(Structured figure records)

-=-=-

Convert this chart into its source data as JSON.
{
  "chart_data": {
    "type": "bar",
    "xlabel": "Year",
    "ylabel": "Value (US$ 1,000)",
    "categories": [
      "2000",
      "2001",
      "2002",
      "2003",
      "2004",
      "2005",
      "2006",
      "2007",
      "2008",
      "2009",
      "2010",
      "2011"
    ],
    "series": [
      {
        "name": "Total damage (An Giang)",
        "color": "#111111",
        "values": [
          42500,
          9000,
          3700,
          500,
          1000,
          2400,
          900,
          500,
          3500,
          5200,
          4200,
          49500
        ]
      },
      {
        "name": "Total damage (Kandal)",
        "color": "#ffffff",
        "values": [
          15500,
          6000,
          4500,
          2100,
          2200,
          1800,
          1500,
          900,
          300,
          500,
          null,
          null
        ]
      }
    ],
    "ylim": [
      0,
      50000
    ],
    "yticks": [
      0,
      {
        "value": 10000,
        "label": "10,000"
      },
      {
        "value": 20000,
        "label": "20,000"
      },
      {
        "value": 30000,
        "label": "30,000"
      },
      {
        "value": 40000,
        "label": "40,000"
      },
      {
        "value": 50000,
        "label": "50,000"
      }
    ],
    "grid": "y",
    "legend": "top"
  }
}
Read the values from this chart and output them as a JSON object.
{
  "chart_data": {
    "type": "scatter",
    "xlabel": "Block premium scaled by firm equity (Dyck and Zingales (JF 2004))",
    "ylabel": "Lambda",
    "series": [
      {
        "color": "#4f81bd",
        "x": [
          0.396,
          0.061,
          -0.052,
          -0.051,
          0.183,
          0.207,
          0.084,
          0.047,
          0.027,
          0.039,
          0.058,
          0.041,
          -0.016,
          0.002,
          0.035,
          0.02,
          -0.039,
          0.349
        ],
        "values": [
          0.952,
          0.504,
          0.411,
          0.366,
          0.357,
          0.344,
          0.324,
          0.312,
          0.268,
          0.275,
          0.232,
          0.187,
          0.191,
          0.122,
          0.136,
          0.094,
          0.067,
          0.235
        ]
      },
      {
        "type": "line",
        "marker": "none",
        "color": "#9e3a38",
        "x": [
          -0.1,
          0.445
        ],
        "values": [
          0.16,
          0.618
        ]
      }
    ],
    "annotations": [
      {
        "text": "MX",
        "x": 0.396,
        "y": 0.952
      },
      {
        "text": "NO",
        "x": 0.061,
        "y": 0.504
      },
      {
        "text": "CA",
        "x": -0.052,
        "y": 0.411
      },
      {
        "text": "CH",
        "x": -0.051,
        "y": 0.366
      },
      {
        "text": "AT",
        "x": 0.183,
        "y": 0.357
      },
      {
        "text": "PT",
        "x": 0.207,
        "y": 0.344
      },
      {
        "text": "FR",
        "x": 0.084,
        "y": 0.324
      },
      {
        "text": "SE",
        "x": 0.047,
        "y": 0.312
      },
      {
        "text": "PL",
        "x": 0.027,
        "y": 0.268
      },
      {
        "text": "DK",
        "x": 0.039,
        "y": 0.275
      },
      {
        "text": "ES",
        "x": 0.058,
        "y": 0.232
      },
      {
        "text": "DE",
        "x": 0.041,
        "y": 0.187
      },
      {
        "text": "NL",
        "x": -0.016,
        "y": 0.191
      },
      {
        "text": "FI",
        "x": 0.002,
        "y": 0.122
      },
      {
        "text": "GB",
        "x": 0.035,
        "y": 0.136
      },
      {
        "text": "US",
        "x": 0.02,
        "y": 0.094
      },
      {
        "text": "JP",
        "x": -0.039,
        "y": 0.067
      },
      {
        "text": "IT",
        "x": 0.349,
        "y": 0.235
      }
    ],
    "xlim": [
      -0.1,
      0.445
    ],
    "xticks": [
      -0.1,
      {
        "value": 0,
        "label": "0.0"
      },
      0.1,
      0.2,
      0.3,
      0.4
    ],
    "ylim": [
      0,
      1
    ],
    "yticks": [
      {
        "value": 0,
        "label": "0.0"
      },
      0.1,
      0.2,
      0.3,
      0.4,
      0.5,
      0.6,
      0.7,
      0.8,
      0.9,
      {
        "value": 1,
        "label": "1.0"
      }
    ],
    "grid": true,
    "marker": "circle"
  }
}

-=-=-

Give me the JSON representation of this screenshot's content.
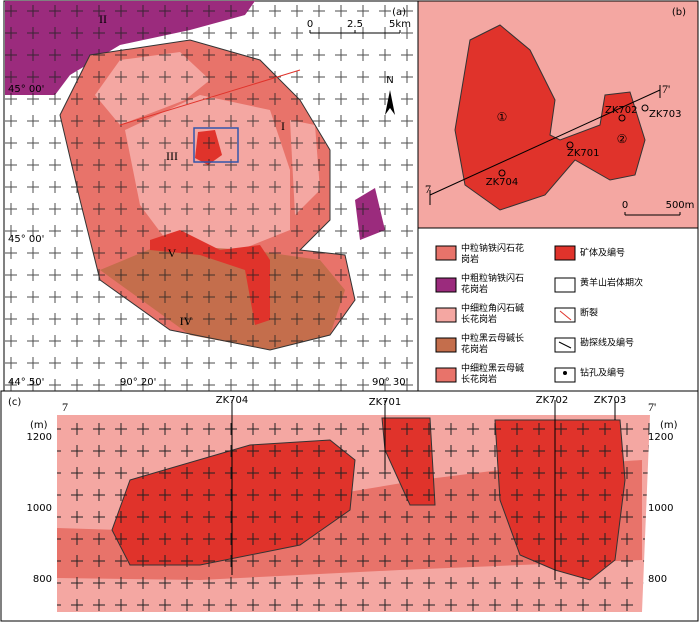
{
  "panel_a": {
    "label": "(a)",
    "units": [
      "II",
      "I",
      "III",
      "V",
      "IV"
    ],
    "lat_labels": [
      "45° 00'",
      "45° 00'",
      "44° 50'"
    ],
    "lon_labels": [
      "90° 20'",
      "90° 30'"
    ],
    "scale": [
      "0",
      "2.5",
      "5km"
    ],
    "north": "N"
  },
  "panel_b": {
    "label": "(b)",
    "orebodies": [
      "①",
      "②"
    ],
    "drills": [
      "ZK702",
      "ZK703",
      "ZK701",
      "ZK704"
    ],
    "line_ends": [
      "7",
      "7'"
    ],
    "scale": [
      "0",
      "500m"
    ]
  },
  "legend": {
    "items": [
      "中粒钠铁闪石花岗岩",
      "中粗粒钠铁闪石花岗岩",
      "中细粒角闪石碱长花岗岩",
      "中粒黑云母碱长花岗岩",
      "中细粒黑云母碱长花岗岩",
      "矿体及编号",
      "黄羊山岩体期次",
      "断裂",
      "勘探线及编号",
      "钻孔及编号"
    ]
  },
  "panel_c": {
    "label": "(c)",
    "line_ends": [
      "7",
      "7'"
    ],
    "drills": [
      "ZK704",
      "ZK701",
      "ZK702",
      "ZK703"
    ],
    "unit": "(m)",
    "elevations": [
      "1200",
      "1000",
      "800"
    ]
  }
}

-=-=-

## TO DO
Report how many lines of the listing hold the string "this", giving only the number.

## RESULT
3